| Provided data |
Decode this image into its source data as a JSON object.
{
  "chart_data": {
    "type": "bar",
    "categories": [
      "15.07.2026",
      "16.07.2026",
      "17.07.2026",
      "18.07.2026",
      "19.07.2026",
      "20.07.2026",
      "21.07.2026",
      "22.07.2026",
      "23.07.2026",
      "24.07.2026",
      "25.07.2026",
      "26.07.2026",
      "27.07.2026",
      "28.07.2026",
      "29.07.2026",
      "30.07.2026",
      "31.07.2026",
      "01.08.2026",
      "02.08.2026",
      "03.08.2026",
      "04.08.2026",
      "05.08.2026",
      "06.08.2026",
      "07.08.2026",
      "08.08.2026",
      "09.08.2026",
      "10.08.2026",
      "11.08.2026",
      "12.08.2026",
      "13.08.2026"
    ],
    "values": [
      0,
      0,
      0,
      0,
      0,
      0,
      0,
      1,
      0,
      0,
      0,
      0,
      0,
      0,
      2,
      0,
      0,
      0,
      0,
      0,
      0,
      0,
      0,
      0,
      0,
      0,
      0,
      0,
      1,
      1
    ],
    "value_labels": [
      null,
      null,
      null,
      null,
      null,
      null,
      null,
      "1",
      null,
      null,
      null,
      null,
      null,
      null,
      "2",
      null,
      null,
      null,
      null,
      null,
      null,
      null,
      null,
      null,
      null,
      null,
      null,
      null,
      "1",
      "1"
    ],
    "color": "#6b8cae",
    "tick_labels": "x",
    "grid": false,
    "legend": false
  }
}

| Do this |
Return the entries in full, keeping every line exactly as it is.

| Exercise solution |
Decode this image into its source data as a JSON object.
{
  "chart_data": {
    "type": "bar",
    "categories": [
      "15.07.2026",
      "16.07.2026",
      "17.07.2026",
      "18.07.2026",
      "19.07.2026",
      "20.07.2026",
      "21.07.2026",
      "22.07.2026",
      "23.07.2026",
      "24.07.2026",
      "25.07.2026",
      "26.07.2026",
      "27.07.2026",
      "28.07.2026",
      "29.07.2026",
      "30.07.2026",
      "31.07.2026",
      "01.08.2026",
      "02.08.2026",
      "03.08.2026",
      "04.08.2026",
      "05.08.2026",
      "06.08.2026",
      "07.08.2026",
      "08.08.2026",
      "09.08.2026",
      "10.08.2026",
      "11.08.2026",
      "12.08.2026",
      "13.08.2026"
    ],
    "values": [
      0,
      0,
      0,
      0,
      0,
      0,
      0,
      1,
      0,
      0,
      0,
      0,
      0,
      0,
      2,
      0,
      0,
      0,
      0,
      0,
      0,
      0,
      0,
      0,
      0,
      0,
      0,
      0,
      1,
      1
    ],
    "value_labels": [
      null,
      null,
      null,
      null,
      null,
      null,
      null,
      "1",
      null,
      null,
      null,
      null,
      null,
      null,
      "2",
      null,
      null,
      null,
      null,
      null,
      null,
      null,
      null,
      null,
      null,
      null,
      null,
      null,
      "1",
      "1"
    ],
    "color": "#6b8cae",
    "tick_labels": "x",
    "grid": false,
    "legend": false
  }
}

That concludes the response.